→ **WHAT YOU ARE ASKED TO DO**: Please identify every line in the records below that contains the string "axis" and copy each such line.

Spatial layout records
-- Start --

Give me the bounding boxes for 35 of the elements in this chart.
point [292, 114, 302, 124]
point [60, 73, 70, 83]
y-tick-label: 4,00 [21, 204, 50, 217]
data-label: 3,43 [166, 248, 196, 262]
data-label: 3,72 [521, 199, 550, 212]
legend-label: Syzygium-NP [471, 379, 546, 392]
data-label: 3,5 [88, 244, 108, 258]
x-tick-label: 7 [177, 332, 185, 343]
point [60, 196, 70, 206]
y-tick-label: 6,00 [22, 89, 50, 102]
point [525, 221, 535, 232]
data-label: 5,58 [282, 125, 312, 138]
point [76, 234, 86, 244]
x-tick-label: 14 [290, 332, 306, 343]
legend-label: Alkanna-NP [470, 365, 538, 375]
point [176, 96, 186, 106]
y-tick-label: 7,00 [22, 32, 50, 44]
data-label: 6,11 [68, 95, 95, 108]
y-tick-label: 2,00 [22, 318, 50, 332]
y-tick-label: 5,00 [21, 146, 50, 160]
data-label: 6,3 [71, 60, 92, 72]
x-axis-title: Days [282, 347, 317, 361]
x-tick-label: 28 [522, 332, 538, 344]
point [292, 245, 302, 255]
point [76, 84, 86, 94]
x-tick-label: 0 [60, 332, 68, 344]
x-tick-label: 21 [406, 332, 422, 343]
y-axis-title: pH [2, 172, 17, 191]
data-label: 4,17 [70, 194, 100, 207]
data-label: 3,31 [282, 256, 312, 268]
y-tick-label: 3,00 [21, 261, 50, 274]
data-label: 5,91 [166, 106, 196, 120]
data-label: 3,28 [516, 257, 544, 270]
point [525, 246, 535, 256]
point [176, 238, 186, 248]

-- End --

→ **WRITTEN ANSWER**:
x-axis-title: Days [282, 347, 317, 361]
y-axis-title: pH [2, 172, 17, 191]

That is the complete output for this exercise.